### Exercise brief:
Go through the material and pull out every line with the string "orientation" in it.

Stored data
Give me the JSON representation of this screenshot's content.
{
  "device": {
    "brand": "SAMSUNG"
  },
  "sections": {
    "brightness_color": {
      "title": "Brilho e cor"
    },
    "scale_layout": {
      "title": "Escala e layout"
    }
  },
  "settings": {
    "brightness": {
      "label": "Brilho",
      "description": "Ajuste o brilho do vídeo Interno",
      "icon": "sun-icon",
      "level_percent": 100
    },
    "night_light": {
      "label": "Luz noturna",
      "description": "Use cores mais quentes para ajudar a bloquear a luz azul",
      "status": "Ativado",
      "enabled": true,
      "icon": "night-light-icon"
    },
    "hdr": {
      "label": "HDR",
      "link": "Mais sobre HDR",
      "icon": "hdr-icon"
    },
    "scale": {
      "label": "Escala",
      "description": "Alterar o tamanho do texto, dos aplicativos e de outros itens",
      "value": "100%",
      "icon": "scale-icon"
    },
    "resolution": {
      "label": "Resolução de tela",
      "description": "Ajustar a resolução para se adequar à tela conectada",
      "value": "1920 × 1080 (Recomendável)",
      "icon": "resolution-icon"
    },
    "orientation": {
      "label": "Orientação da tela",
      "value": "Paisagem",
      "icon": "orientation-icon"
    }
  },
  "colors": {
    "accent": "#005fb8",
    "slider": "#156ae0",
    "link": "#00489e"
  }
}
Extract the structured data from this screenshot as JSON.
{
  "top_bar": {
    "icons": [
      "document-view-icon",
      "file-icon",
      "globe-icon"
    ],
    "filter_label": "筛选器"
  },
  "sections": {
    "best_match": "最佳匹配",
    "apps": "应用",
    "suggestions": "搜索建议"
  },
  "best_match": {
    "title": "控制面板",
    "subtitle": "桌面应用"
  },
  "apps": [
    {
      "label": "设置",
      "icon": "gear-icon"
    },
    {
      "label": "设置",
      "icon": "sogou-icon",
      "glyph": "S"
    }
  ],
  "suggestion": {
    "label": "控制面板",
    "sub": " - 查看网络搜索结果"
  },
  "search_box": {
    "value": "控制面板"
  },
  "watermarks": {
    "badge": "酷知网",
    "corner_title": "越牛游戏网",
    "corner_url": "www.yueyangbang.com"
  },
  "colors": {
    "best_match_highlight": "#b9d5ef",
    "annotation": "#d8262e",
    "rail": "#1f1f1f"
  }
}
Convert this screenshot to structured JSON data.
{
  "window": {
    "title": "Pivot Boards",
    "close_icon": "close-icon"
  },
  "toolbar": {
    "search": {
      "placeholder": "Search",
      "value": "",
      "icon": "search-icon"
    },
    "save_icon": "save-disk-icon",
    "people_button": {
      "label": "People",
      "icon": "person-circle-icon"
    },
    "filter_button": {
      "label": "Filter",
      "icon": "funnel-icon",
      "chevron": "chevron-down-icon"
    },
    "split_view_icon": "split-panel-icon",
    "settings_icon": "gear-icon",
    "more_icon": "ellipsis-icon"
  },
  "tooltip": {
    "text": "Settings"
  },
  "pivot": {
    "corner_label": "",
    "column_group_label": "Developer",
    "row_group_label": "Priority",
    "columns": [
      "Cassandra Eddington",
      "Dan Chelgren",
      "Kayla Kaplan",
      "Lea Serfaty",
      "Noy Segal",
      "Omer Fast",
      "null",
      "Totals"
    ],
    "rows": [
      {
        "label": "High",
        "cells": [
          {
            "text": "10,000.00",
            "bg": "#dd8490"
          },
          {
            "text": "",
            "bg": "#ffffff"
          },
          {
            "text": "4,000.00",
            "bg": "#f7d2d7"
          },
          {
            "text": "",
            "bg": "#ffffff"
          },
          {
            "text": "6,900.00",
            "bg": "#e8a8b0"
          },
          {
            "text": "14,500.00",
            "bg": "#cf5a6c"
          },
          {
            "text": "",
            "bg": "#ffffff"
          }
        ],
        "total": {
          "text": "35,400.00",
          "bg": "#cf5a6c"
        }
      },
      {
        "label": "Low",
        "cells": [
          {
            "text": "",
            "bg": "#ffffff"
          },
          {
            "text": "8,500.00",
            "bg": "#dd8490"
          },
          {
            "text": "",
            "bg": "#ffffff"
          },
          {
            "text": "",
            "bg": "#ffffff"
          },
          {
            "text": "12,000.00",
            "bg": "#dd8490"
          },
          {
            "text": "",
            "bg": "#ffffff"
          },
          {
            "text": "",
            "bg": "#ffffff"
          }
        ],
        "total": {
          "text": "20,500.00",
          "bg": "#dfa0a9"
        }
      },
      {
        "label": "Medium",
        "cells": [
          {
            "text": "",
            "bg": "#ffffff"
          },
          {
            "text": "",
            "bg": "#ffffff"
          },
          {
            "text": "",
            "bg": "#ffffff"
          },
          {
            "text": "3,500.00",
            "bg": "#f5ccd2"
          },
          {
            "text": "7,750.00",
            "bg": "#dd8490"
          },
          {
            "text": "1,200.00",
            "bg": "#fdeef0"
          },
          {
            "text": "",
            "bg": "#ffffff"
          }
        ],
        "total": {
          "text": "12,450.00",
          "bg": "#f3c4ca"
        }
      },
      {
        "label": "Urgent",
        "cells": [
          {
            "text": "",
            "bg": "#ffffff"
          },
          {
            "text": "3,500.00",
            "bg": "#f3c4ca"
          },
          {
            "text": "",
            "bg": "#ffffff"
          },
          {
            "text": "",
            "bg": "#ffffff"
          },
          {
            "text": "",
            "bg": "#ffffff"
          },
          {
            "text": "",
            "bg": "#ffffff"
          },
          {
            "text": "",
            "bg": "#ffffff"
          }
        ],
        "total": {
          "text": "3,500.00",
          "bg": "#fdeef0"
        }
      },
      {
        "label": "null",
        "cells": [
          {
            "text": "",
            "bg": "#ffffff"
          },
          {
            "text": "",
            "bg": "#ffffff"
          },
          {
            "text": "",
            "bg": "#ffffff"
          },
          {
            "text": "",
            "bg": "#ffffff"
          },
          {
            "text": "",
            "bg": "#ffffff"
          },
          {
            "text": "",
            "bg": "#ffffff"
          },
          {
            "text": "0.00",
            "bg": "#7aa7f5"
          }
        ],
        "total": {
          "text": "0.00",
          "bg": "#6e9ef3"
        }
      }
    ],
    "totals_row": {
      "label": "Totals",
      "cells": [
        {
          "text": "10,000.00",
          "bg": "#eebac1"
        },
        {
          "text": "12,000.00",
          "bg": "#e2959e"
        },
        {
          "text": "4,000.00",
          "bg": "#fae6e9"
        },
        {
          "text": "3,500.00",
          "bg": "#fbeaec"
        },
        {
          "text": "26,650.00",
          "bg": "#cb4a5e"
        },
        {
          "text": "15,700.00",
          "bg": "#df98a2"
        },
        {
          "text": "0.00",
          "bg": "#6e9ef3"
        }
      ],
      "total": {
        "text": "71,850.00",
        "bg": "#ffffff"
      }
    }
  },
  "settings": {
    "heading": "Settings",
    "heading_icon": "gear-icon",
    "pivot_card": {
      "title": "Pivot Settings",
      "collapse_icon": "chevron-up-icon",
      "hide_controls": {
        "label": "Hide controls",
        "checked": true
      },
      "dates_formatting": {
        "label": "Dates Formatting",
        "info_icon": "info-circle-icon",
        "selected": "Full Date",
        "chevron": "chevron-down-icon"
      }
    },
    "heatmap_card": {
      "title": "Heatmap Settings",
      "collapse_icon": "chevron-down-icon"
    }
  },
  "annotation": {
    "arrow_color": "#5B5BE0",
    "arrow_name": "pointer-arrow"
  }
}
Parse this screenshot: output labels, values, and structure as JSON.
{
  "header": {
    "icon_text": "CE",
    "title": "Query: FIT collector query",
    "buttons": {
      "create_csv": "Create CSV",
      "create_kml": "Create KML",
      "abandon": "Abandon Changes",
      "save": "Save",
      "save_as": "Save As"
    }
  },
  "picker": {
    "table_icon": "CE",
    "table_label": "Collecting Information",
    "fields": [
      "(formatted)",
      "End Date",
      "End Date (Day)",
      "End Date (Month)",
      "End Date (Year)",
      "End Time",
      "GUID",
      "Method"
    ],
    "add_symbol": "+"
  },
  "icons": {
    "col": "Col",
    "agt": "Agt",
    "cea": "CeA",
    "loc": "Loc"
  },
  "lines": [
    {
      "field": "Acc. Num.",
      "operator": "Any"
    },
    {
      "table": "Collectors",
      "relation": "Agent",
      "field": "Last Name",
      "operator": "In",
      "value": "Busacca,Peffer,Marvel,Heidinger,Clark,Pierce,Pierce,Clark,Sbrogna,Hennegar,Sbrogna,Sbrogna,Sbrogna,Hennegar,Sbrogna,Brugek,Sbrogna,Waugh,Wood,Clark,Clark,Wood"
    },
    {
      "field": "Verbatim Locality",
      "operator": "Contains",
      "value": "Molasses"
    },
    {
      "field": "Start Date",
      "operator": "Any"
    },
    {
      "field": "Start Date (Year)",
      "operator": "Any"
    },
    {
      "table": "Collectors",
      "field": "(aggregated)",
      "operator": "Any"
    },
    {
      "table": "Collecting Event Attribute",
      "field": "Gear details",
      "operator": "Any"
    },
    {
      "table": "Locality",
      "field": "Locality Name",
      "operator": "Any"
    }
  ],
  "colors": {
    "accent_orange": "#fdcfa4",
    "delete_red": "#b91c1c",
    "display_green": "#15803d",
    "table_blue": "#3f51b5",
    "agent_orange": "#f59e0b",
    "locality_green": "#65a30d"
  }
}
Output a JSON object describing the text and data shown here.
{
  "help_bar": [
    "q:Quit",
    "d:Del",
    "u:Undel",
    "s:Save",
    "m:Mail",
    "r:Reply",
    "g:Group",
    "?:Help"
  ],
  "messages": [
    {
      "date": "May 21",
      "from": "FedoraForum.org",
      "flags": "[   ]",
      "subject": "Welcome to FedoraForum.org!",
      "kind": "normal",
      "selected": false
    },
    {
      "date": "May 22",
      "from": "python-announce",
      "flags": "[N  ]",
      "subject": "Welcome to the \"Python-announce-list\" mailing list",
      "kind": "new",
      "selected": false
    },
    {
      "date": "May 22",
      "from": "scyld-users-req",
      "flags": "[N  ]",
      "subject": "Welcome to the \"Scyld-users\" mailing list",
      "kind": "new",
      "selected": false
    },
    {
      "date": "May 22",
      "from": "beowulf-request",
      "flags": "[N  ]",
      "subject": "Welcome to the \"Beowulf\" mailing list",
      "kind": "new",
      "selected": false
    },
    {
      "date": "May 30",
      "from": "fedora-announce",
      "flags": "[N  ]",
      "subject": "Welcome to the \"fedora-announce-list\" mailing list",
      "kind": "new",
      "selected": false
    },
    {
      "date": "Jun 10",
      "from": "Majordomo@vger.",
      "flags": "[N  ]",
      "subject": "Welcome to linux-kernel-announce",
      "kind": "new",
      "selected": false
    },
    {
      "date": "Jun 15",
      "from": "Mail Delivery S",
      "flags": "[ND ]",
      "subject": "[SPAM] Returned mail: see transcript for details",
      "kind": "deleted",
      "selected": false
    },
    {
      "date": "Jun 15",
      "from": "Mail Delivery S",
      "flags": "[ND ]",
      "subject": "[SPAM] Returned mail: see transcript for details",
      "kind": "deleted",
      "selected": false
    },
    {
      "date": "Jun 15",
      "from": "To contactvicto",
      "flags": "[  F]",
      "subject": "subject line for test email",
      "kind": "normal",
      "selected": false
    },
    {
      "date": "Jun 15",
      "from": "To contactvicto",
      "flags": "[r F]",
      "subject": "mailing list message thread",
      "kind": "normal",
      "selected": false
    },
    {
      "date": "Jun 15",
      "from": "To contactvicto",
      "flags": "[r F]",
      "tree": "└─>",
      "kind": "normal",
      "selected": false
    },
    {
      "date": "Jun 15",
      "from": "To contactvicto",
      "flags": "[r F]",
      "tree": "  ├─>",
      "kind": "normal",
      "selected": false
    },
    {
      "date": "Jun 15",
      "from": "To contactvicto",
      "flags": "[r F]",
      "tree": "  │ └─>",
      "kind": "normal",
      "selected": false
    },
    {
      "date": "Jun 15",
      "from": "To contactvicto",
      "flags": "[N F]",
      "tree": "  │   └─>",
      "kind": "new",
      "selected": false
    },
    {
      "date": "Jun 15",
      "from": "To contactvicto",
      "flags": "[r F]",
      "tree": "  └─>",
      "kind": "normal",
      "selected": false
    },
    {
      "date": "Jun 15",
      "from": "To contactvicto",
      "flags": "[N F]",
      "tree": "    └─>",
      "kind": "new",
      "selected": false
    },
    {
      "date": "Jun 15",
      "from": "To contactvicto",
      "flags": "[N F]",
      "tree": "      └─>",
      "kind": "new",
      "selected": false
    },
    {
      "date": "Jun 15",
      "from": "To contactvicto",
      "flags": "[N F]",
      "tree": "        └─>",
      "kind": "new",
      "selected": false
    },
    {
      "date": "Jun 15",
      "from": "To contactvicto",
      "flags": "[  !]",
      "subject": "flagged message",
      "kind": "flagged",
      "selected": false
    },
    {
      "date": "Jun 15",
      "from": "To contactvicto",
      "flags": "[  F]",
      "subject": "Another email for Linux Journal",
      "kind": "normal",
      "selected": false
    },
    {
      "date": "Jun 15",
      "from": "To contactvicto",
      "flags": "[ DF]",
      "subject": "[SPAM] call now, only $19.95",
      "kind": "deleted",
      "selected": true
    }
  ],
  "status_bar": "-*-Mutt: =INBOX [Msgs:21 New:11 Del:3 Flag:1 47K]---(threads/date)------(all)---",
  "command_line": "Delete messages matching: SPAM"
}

### Task answer:
    "orientation": {
      "icon": "orientation-icon"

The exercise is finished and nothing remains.